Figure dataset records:

◆ ◆ ◆ ◆ ◆

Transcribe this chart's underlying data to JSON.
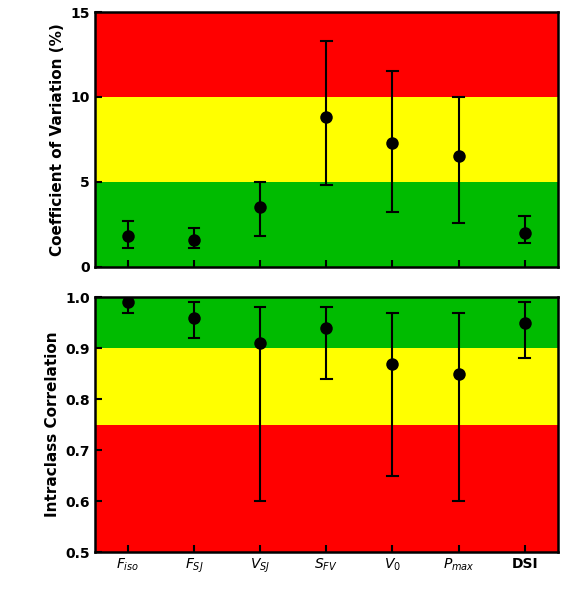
{
  "categories": [
    "F_iso",
    "F_SJ",
    "V_SJ",
    "S_FV",
    "V_0",
    "P_max",
    "DSI"
  ],
  "cat_labels": [
    "$F_{iso}$",
    "$F_{SJ}$",
    "$V_{SJ}$",
    "$S_{FV}$",
    "$V_0$",
    "$P_{max}$",
    "DSI"
  ],
  "cv_means": [
    1.8,
    1.6,
    3.5,
    8.8,
    7.3,
    6.5,
    2.0
  ],
  "cv_lower": [
    1.1,
    1.1,
    1.8,
    4.8,
    3.2,
    2.6,
    1.4
  ],
  "cv_upper": [
    2.7,
    2.3,
    5.0,
    13.3,
    11.5,
    10.0,
    3.0
  ],
  "icc_means": [
    0.99,
    0.96,
    0.91,
    0.94,
    0.87,
    0.85,
    0.95
  ],
  "icc_lower": [
    0.97,
    0.92,
    0.6,
    0.84,
    0.65,
    0.6,
    0.88
  ],
  "icc_upper": [
    1.0,
    0.99,
    0.98,
    0.98,
    0.97,
    0.97,
    0.99
  ],
  "color_red": "#FF0000",
  "color_yellow": "#FFFF00",
  "color_green": "#00BB00",
  "cv_ylim": [
    0,
    15
  ],
  "cv_green_max": 5,
  "cv_yellow_max": 10,
  "icc_ylim": [
    0.5,
    1.0
  ],
  "icc_red_max": 0.75,
  "icc_yellow_max": 0.9,
  "ylabel_cv": "Coefficient of Variation (%)",
  "ylabel_icc": "Intraclass Correlation",
  "marker_color": "black",
  "marker_size": 9,
  "cap_size": 3,
  "linewidth": 1.5,
  "ylabel_fontsize": 11,
  "tick_fontsize": 10,
  "xlabel_fontsize": 12
}
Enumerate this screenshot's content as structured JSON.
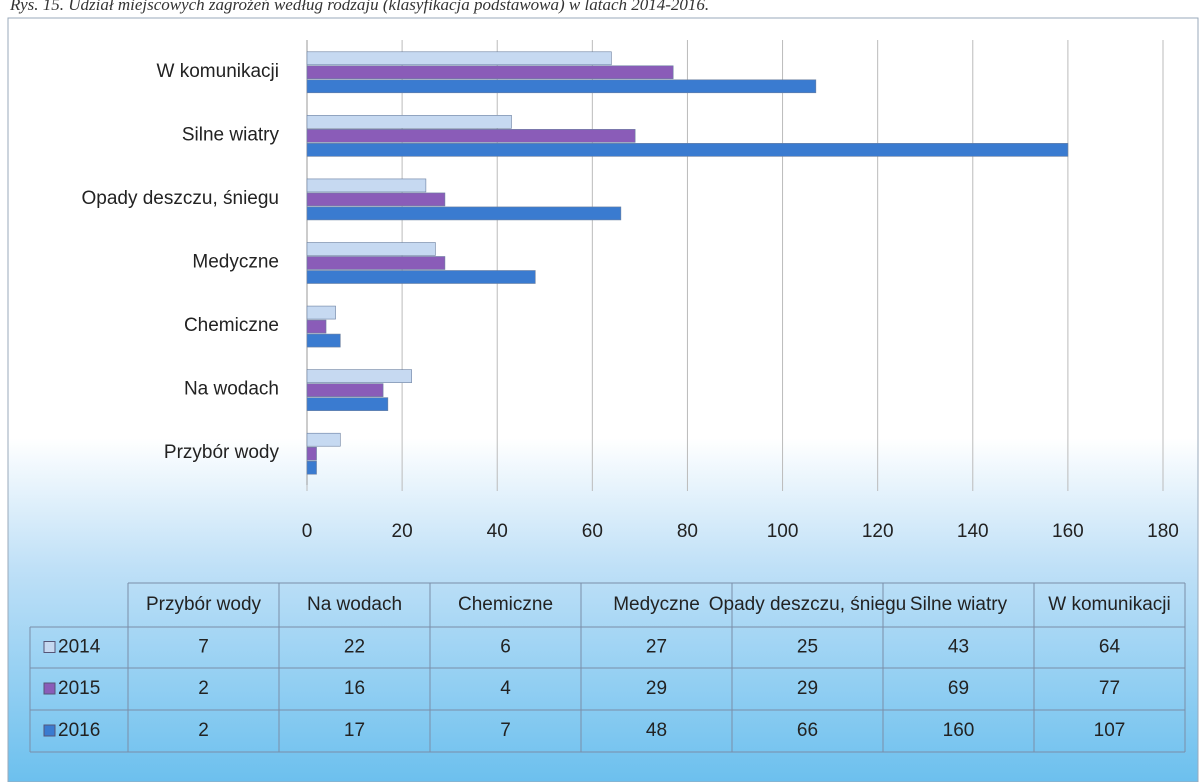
{
  "chart_data": {
    "type": "bar",
    "orientation": "horizontal",
    "title": "Rys. 15. Udział miejscowych zagrożeń według rodzaju (klasyfikacja podstawowa) w latach 2014-2016.",
    "categories": [
      "Przybór wody",
      "Na wodach",
      "Chemiczne",
      "Medyczne",
      "Opady deszczu, śniegu",
      "Silne wiatry",
      "W komunikacji"
    ],
    "series": [
      {
        "name": "2014",
        "color": "#c6d9f1",
        "values": [
          7,
          22,
          6,
          27,
          25,
          43,
          64
        ]
      },
      {
        "name": "2015",
        "color": "#8a5cb8",
        "values": [
          2,
          16,
          4,
          29,
          29,
          69,
          77
        ]
      },
      {
        "name": "2016",
        "color": "#3a7bd0",
        "values": [
          2,
          17,
          7,
          48,
          66,
          160,
          107
        ]
      }
    ],
    "xlim": [
      0,
      180
    ],
    "xticks": [
      0,
      20,
      40,
      60,
      80,
      100,
      120,
      140,
      160,
      180
    ],
    "grid": true,
    "data_table": true
  }
}
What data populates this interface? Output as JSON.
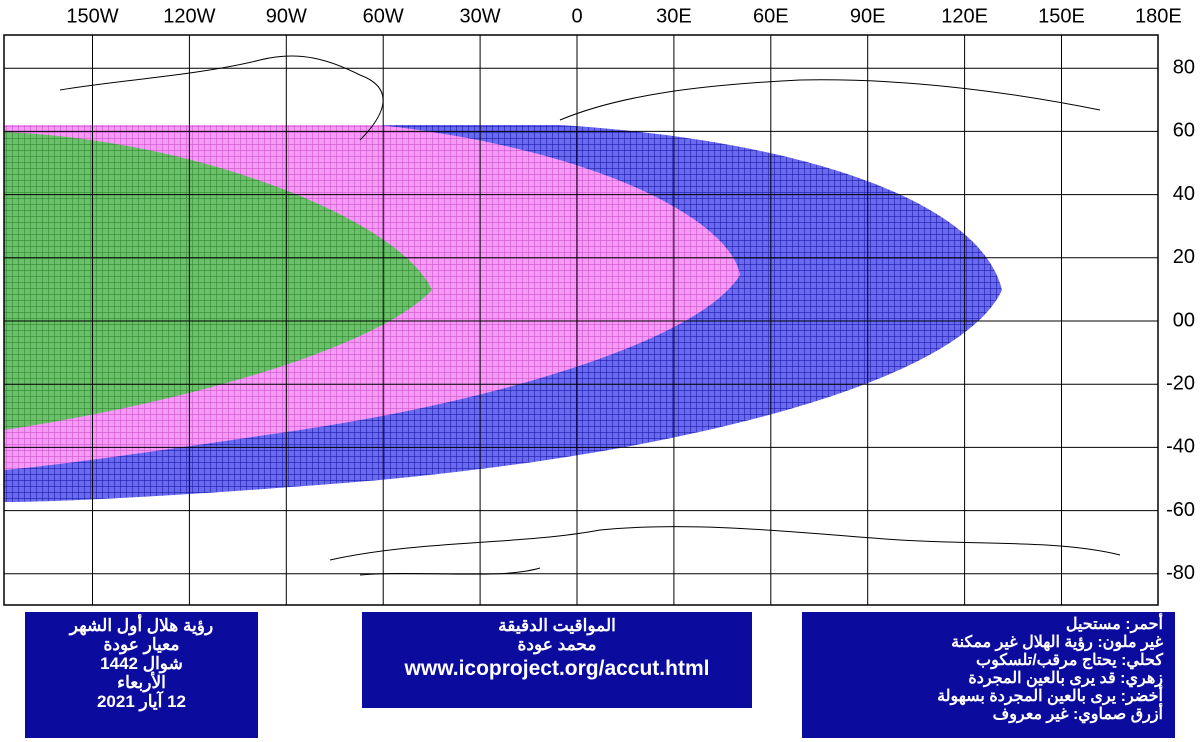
{
  "map": {
    "lon_ticks": [
      {
        "value": -150,
        "label": "150W"
      },
      {
        "value": -120,
        "label": "120W"
      },
      {
        "value": -90,
        "label": "90W"
      },
      {
        "value": -60,
        "label": "60W"
      },
      {
        "value": -30,
        "label": "30W"
      },
      0,
      {
        "value": 30,
        "label": "30E"
      },
      {
        "value": 60,
        "label": "60E"
      },
      {
        "value": 90,
        "label": "90E"
      },
      {
        "value": 120,
        "label": "120E"
      },
      {
        "value": 150,
        "label": "150E"
      },
      {
        "value": 180,
        "label": "180E"
      }
    ],
    "lat_ticks": [
      80,
      60,
      40,
      20,
      {
        "value": 0,
        "label": "00"
      },
      -20,
      -40,
      -60,
      -80
    ]
  },
  "panels": [
    {
      "lines": [
        "رؤية هلال أول الشهر",
        "معيار عودة",
        "شوال 1442",
        "الأربعاء",
        "12 آيار 2021"
      ]
    },
    {
      "lines": [
        "المواقيت الدقيقة",
        "محمد عودة",
        "www.icoproject.org/accut.html"
      ]
    },
    {
      "lines": [
        "أحمر: مستحيل",
        "غير ملون: رؤية الهلال غير ممكنة",
        "كحلي: يحتاج مرقب/تلسكوب",
        "زهري: قد يرى بالعين المجردة",
        "أخضر: يرى بالعين المجردة بسهولة",
        "أزرق صماوي: غير معروف"
      ]
    }
  ]
}
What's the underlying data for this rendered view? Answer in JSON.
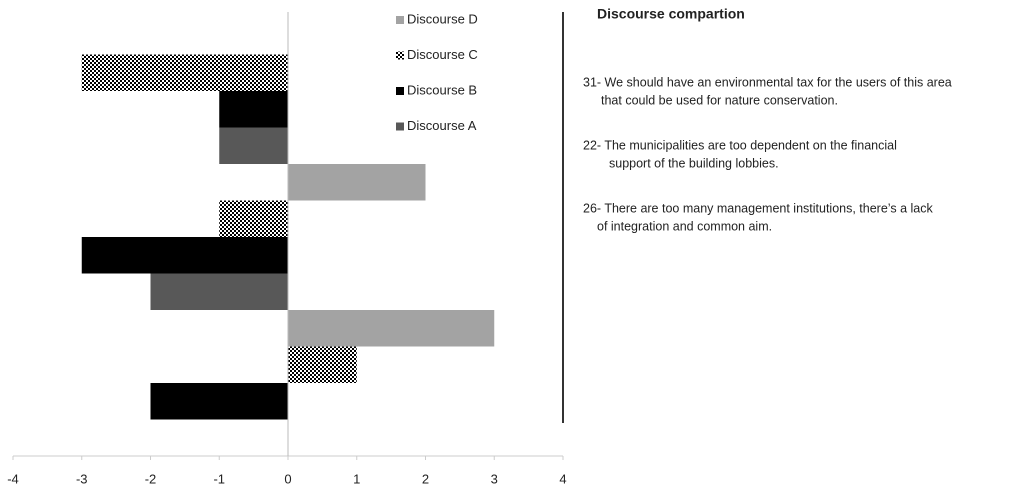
{
  "chart_data": {
    "type": "barh",
    "categories": [
      null,
      null,
      null
    ],
    "series": [
      {
        "name": "Discourse D",
        "color": "#a3a3a3",
        "values": [
          0,
          2,
          3
        ]
      },
      {
        "name": "Discourse C",
        "color": "#000000",
        "pattern": "checker",
        "values": [
          -3,
          -1,
          1
        ]
      },
      {
        "name": "Discourse B",
        "color": "#000000",
        "values": [
          -1,
          -3,
          -2
        ]
      },
      {
        "name": "Discourse A",
        "color": "#585858",
        "values": [
          -1,
          -2,
          0
        ]
      }
    ],
    "xlim": [
      -4,
      4
    ],
    "xticks": [
      -4,
      -3,
      -2,
      -1,
      0,
      1,
      2,
      3,
      4
    ],
    "legend": "upper-center"
  },
  "panel": {
    "title": "Discourse compartion",
    "statements": [
      [
        "31- We should have an environmental tax for the users of this area",
        "that could be used for nature conservation."
      ],
      [
        "22- The municipalities are too dependent on the financial",
        "support of the building lobbies."
      ],
      [
        "26- There are too many management institutions, there’s a lack",
        "of integration and common aim."
      ]
    ]
  }
}
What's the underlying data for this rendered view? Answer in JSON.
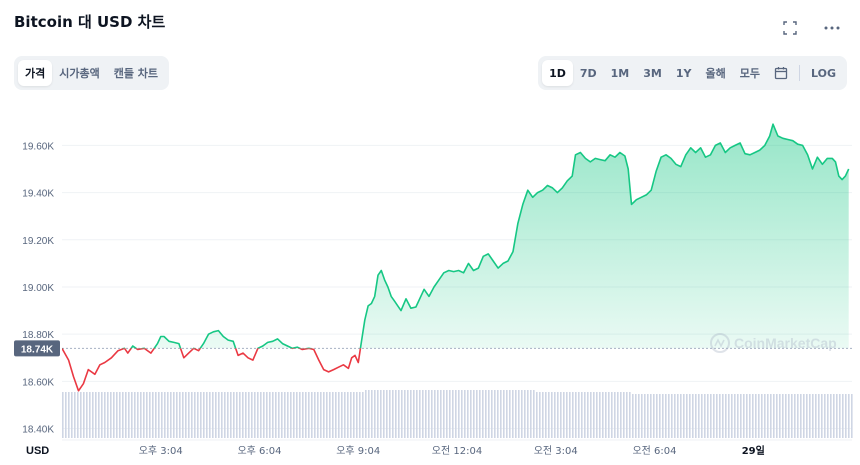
{
  "header": {
    "title": "Bitcoin 대 USD 차트",
    "fullscreen_icon": "expand-icon",
    "more_icon": "more-horizontal-icon"
  },
  "tabs_left": [
    {
      "label": "가격",
      "active": true
    },
    {
      "label": "시가총액",
      "active": false
    },
    {
      "label": "캔들 차트",
      "active": false
    }
  ],
  "tabs_right": [
    {
      "label": "1D",
      "active": true
    },
    {
      "label": "7D",
      "active": false
    },
    {
      "label": "1M",
      "active": false
    },
    {
      "label": "3M",
      "active": false
    },
    {
      "label": "1Y",
      "active": false
    },
    {
      "label": "올해",
      "active": false
    },
    {
      "label": "모두",
      "active": false
    }
  ],
  "calendar_icon": "calendar-icon",
  "log_label": "LOG",
  "watermark": "CoinMarketCap",
  "colors": {
    "up": "#16c784",
    "down": "#ea3943",
    "fill_top": "#16c784",
    "volume": "#cfd6e4",
    "text_muted": "#58667e"
  },
  "chart_data": {
    "type": "area",
    "currency_label": "USD",
    "reference_price": 18740,
    "reference_label": "18.74K",
    "ylim": [
      18360,
      19750
    ],
    "y_ticks": [
      18400,
      18600,
      18800,
      19000,
      19200,
      19400,
      19600
    ],
    "y_tick_labels": [
      "18.40K",
      "18.60K",
      "18.80K",
      "19.00K",
      "19.20K",
      "19.40K",
      "19.60K"
    ],
    "x_tick_labels": [
      "오후 3:04",
      "오후 6:04",
      "오후 9:04",
      "오전 12:04",
      "오전 3:04",
      "오전 6:04",
      "29일"
    ],
    "x_tick_hours": [
      3.0,
      6.0,
      9.0,
      12.0,
      15.0,
      18.0,
      21.0
    ],
    "x_range_hours": [
      0,
      24
    ],
    "series": [
      {
        "points": [
          [
            0.0,
            18740
          ],
          [
            0.2,
            18690
          ],
          [
            0.35,
            18620
          ],
          [
            0.5,
            18560
          ],
          [
            0.65,
            18590
          ],
          [
            0.8,
            18650
          ],
          [
            1.0,
            18630
          ],
          [
            1.15,
            18670
          ],
          [
            1.3,
            18680
          ],
          [
            1.5,
            18700
          ],
          [
            1.7,
            18730
          ],
          [
            1.9,
            18740
          ],
          [
            2.0,
            18720
          ],
          [
            2.15,
            18750
          ],
          [
            2.3,
            18735
          ],
          [
            2.5,
            18740
          ],
          [
            2.7,
            18720
          ],
          [
            2.9,
            18760
          ],
          [
            3.0,
            18790
          ],
          [
            3.1,
            18790
          ],
          [
            3.25,
            18770
          ],
          [
            3.4,
            18765
          ],
          [
            3.55,
            18760
          ],
          [
            3.7,
            18700
          ],
          [
            3.85,
            18720
          ],
          [
            4.0,
            18740
          ],
          [
            4.15,
            18730
          ],
          [
            4.3,
            18760
          ],
          [
            4.45,
            18800
          ],
          [
            4.6,
            18810
          ],
          [
            4.75,
            18815
          ],
          [
            4.9,
            18790
          ],
          [
            5.05,
            18775
          ],
          [
            5.2,
            18770
          ],
          [
            5.35,
            18710
          ],
          [
            5.5,
            18720
          ],
          [
            5.65,
            18700
          ],
          [
            5.8,
            18690
          ],
          [
            5.95,
            18740
          ],
          [
            6.1,
            18750
          ],
          [
            6.25,
            18765
          ],
          [
            6.4,
            18770
          ],
          [
            6.55,
            18780
          ],
          [
            6.7,
            18760
          ],
          [
            6.85,
            18750
          ],
          [
            7.0,
            18740
          ],
          [
            7.15,
            18745
          ],
          [
            7.3,
            18735
          ],
          [
            7.5,
            18740
          ],
          [
            7.65,
            18735
          ],
          [
            7.8,
            18690
          ],
          [
            7.95,
            18650
          ],
          [
            8.1,
            18640
          ],
          [
            8.25,
            18650
          ],
          [
            8.4,
            18660
          ],
          [
            8.55,
            18670
          ],
          [
            8.7,
            18655
          ],
          [
            8.8,
            18700
          ],
          [
            8.9,
            18710
          ],
          [
            9.0,
            18680
          ],
          [
            9.1,
            18770
          ],
          [
            9.2,
            18860
          ],
          [
            9.3,
            18920
          ],
          [
            9.4,
            18930
          ],
          [
            9.5,
            18960
          ],
          [
            9.6,
            19050
          ],
          [
            9.7,
            19070
          ],
          [
            9.8,
            19030
          ],
          [
            9.9,
            19000
          ],
          [
            10.0,
            18960
          ],
          [
            10.1,
            18940
          ],
          [
            10.2,
            18920
          ],
          [
            10.3,
            18900
          ],
          [
            10.45,
            18950
          ],
          [
            10.6,
            18910
          ],
          [
            10.75,
            18915
          ],
          [
            10.9,
            18960
          ],
          [
            11.0,
            18990
          ],
          [
            11.15,
            18960
          ],
          [
            11.3,
            19000
          ],
          [
            11.45,
            19030
          ],
          [
            11.6,
            19060
          ],
          [
            11.75,
            19070
          ],
          [
            11.9,
            19065
          ],
          [
            12.05,
            19070
          ],
          [
            12.2,
            19060
          ],
          [
            12.35,
            19100
          ],
          [
            12.5,
            19070
          ],
          [
            12.65,
            19080
          ],
          [
            12.8,
            19130
          ],
          [
            12.95,
            19140
          ],
          [
            13.1,
            19110
          ],
          [
            13.25,
            19080
          ],
          [
            13.4,
            19100
          ],
          [
            13.55,
            19110
          ],
          [
            13.7,
            19150
          ],
          [
            13.85,
            19270
          ],
          [
            14.0,
            19350
          ],
          [
            14.15,
            19410
          ],
          [
            14.3,
            19380
          ],
          [
            14.45,
            19400
          ],
          [
            14.6,
            19410
          ],
          [
            14.75,
            19430
          ],
          [
            14.9,
            19420
          ],
          [
            15.05,
            19400
          ],
          [
            15.2,
            19420
          ],
          [
            15.35,
            19450
          ],
          [
            15.5,
            19470
          ],
          [
            15.6,
            19560
          ],
          [
            15.75,
            19570
          ],
          [
            15.9,
            19545
          ],
          [
            16.05,
            19530
          ],
          [
            16.2,
            19545
          ],
          [
            16.35,
            19540
          ],
          [
            16.5,
            19535
          ],
          [
            16.65,
            19560
          ],
          [
            16.8,
            19550
          ],
          [
            16.95,
            19570
          ],
          [
            17.1,
            19555
          ],
          [
            17.2,
            19500
          ],
          [
            17.3,
            19350
          ],
          [
            17.45,
            19370
          ],
          [
            17.6,
            19380
          ],
          [
            17.75,
            19390
          ],
          [
            17.9,
            19410
          ],
          [
            18.05,
            19490
          ],
          [
            18.2,
            19550
          ],
          [
            18.35,
            19560
          ],
          [
            18.5,
            19545
          ],
          [
            18.65,
            19520
          ],
          [
            18.8,
            19510
          ],
          [
            18.95,
            19560
          ],
          [
            19.1,
            19590
          ],
          [
            19.25,
            19570
          ],
          [
            19.4,
            19590
          ],
          [
            19.55,
            19550
          ],
          [
            19.7,
            19560
          ],
          [
            19.85,
            19600
          ],
          [
            20.0,
            19610
          ],
          [
            20.15,
            19570
          ],
          [
            20.3,
            19590
          ],
          [
            20.45,
            19600
          ],
          [
            20.6,
            19610
          ],
          [
            20.75,
            19565
          ],
          [
            20.9,
            19560
          ],
          [
            21.05,
            19570
          ],
          [
            21.2,
            19580
          ],
          [
            21.35,
            19600
          ],
          [
            21.5,
            19640
          ],
          [
            21.6,
            19690
          ],
          [
            21.75,
            19640
          ],
          [
            21.9,
            19630
          ],
          [
            22.05,
            19625
          ],
          [
            22.2,
            19620
          ],
          [
            22.35,
            19605
          ],
          [
            22.5,
            19600
          ],
          [
            22.65,
            19560
          ],
          [
            22.8,
            19500
          ],
          [
            22.95,
            19550
          ],
          [
            23.1,
            19520
          ],
          [
            23.25,
            19545
          ],
          [
            23.4,
            19545
          ],
          [
            23.5,
            19530
          ],
          [
            23.6,
            19470
          ],
          [
            23.7,
            19455
          ],
          [
            23.8,
            19470
          ],
          [
            23.9,
            19500
          ]
        ]
      }
    ]
  }
}
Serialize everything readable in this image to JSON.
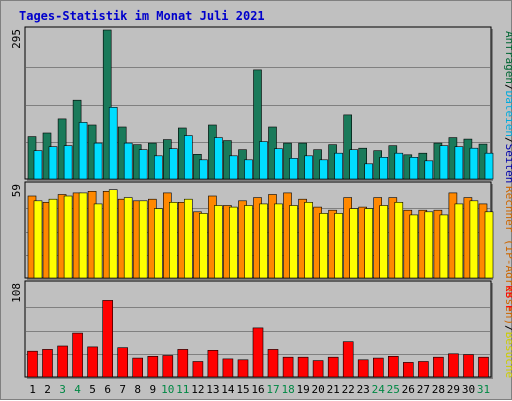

◆ ◆ ◆ ◆ ◆

• [PROBLEM REQUIREMENTS]: Pick out the lines containing the string "horizontal" and show them.

• [TASK ANSWER]:
    "orientation": "horizontal",
    "more_icon": "more-horizontal-icon"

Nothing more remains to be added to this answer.